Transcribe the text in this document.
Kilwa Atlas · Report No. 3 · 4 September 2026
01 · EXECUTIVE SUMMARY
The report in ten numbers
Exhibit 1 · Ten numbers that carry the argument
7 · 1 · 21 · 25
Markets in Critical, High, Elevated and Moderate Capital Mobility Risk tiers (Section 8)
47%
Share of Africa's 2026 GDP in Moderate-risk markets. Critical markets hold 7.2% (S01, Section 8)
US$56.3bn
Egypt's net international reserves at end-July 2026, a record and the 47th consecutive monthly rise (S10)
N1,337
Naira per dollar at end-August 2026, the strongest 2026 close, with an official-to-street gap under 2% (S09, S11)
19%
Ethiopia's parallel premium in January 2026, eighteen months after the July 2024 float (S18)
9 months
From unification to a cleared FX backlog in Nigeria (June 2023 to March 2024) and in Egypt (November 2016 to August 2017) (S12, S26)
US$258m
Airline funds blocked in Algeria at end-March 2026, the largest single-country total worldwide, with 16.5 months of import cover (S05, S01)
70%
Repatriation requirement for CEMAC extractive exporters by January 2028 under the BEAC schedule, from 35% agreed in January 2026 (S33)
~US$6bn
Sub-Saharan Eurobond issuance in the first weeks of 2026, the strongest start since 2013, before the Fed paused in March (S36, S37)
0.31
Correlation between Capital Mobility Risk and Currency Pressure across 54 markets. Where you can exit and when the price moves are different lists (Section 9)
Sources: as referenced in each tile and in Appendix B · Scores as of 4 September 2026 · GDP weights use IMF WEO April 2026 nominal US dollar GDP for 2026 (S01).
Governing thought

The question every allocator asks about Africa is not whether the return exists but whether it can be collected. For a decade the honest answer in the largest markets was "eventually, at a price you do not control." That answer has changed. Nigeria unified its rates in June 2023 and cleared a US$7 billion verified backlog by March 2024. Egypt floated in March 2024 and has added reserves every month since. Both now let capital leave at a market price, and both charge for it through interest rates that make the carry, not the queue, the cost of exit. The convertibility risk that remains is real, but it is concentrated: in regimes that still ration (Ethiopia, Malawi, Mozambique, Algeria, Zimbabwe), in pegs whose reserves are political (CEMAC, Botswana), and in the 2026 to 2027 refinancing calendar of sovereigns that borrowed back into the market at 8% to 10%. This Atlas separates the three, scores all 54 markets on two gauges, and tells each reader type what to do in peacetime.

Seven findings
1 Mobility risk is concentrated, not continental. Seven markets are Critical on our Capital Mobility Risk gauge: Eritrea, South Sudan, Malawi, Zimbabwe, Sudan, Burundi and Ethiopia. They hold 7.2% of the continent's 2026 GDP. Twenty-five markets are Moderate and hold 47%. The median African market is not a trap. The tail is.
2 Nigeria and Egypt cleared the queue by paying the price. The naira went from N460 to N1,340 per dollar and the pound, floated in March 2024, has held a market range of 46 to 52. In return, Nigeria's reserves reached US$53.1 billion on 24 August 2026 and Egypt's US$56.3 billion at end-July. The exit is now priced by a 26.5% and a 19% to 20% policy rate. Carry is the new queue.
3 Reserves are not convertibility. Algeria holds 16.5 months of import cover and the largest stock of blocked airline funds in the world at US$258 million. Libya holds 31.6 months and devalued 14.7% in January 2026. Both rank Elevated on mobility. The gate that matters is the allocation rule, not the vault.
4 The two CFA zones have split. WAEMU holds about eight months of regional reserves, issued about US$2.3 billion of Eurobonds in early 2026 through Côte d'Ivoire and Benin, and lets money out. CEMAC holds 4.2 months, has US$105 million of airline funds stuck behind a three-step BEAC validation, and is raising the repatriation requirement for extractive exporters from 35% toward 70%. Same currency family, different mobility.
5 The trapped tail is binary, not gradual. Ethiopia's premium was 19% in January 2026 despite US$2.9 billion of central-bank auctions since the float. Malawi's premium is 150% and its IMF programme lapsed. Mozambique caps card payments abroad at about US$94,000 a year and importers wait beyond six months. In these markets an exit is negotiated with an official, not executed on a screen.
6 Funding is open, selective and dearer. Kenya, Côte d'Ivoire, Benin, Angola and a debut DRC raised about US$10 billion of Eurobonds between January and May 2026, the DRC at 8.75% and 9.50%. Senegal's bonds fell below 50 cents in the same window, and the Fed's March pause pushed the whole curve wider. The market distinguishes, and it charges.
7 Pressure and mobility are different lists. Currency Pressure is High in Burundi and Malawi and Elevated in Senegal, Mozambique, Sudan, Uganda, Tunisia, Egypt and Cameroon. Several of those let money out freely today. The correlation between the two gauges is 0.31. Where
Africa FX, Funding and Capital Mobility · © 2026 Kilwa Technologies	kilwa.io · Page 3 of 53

====================

» Written instruction:
Copy out all of the records above with nothing altered.

» Solution to this task:
Transcribe the text in this document.
Kilwa Atlas · Report No. 3 · 4 September 2026
01 · EXECUTIVE SUMMARY
The report in ten numbers
Exhibit 1 · Ten numbers that carry the argument
7 · 1 · 21 · 25
Markets in Critical, High, Elevated and Moderate Capital Mobility Risk tiers (Section 8)
47%
Share of Africa's 2026 GDP in Moderate-risk markets. Critical markets hold 7.2% (S01, Section 8)
US$56.3bn
Egypt's net international reserves at end-July 2026, a record and the 47th consecutive monthly rise (S10)
N1,337
Naira per dollar at end-August 2026, the strongest 2026 close, with an official-to-street gap under 2% (S09, S11)
19%
Ethiopia's parallel premium in January 2026, eighteen months after the July 2024 float (S18)
9 months
From unification to a cleared FX backlog in Nigeria (June 2023 to March 2024) and in Egypt (November 2016 to August 2017) (S12, S26)
US$258m
Airline funds blocked in Algeria at end-March 2026, the largest single-country total worldwide, with 16.5 months of import cover (S05, S01)
70%
Repatriation requirement for CEMAC extractive exporters by January 2028 under the BEAC schedule, from 35% agreed in January 2026 (S33)
~US$6bn
Sub-Saharan Eurobond issuance in the first weeks of 2026, the strongest start since 2013, before the Fed paused in March (S36, S37)
0.31
Correlation between Capital Mobility Risk and Currency Pressure across 54 markets. Where you can exit and when the price moves are different lists (Section 9)
Sources: as referenced in each tile and in Appendix B · Scores as of 4 September 2026 · GDP weights use IMF WEO April 2026 nominal US dollar GDP for 2026 (S01).
Governing thought

The question every allocator asks about Africa is not whether the return exists but whether it can be collected. For a decade the honest answer in the largest markets was "eventually, at a price you do not control." That answer has changed. Nigeria unified its rates in June 2023 and cleared a US$7 billion verified backlog by March 2024. Egypt floated in March 2024 and has added reserves every month since. Both now let capital leave at a market price, and both charge for it through interest rates that make the carry, not the queue, the cost of exit. The convertibility risk that remains is real, but it is concentrated: in regimes that still ration (Ethiopia, Malawi, Mozambique, Algeria, Zimbabwe), in pegs whose reserves are political (CEMAC, Botswana), and in the 2026 to 2027 refinancing calendar of sovereigns that borrowed back into the market at 8% to 10%. This Atlas separates the three, scores all 54 markets on two gauges, and tells each reader type what to do in peacetime.

Seven findings
1 Mobility risk is concentrated, not continental. Seven markets are Critical on our Capital Mobility Risk gauge: Eritrea, South Sudan, Malawi, Zimbabwe, Sudan, Burundi and Ethiopia. They hold 7.2% of the continent's 2026 GDP. Twenty-five markets are Moderate and hold 47%. The median African market is not a trap. The tail is.
2 Nigeria and Egypt cleared the queue by paying the price. The naira went from N460 to N1,340 per dollar and the pound, floated in March 2024, has held a market range of 46 to 52. In return, Nigeria's reserves reached US$53.1 billion on 24 August 2026 and Egypt's US$56.3 billion at end-July. The exit is now priced by a 26.5% and a 19% to 20% policy rate. Carry is the new queue.
3 Reserves are not convertibility. Algeria holds 16.5 months of import cover and the largest stock of blocked airline funds in the world at US$258 million. Libya holds 31.6 months and devalued 14.7% in January 2026. Both rank Elevated on mobility. The gate that matters is the allocation rule, not the vault.
4 The two CFA zones have split. WAEMU holds about eight months of regional reserves, issued about US$2.3 billion of Eurobonds in early 2026 through Côte d'Ivoire and Benin, and lets money out. CEMAC holds 4.2 months, has US$105 million of airline funds stuck behind a three-step BEAC validation, and is raising the repatriation requirement for extractive exporters from 35% toward 70%. Same currency family, different mobility.
5 The trapped tail is binary, not gradual. Ethiopia's premium was 19% in January 2026 despite US$2.9 billion of central-bank auctions since the float. Malawi's premium is 150% and its IMF programme lapsed. Mozambique caps card payments abroad at about US$94,000 a year and importers wait beyond six months. In these markets an exit is negotiated with an official, not executed on a screen.
6 Funding is open, selective and dearer. Kenya, Côte d'Ivoire, Benin, Angola and a debut DRC raised about US$10 billion of Eurobonds between January and May 2026, the DRC at 8.75% and 9.50%. Senegal's bonds fell below 50 cents in the same window, and the Fed's March pause pushed the whole curve wider. The market distinguishes, and it charges.
7 Pressure and mobility are different lists. Currency Pressure is High in Burundi and Malawi and Elevated in Senegal, Mozambique, Sudan, Uganda, Tunisia, Egypt and Cameroon. Several of those let money out freely today. The correlation between the two gauges is 0.31. Where
Africa FX, Funding and Capital Mobility · © 2026 Kilwa Technologies	kilwa.io · Page 3 of 53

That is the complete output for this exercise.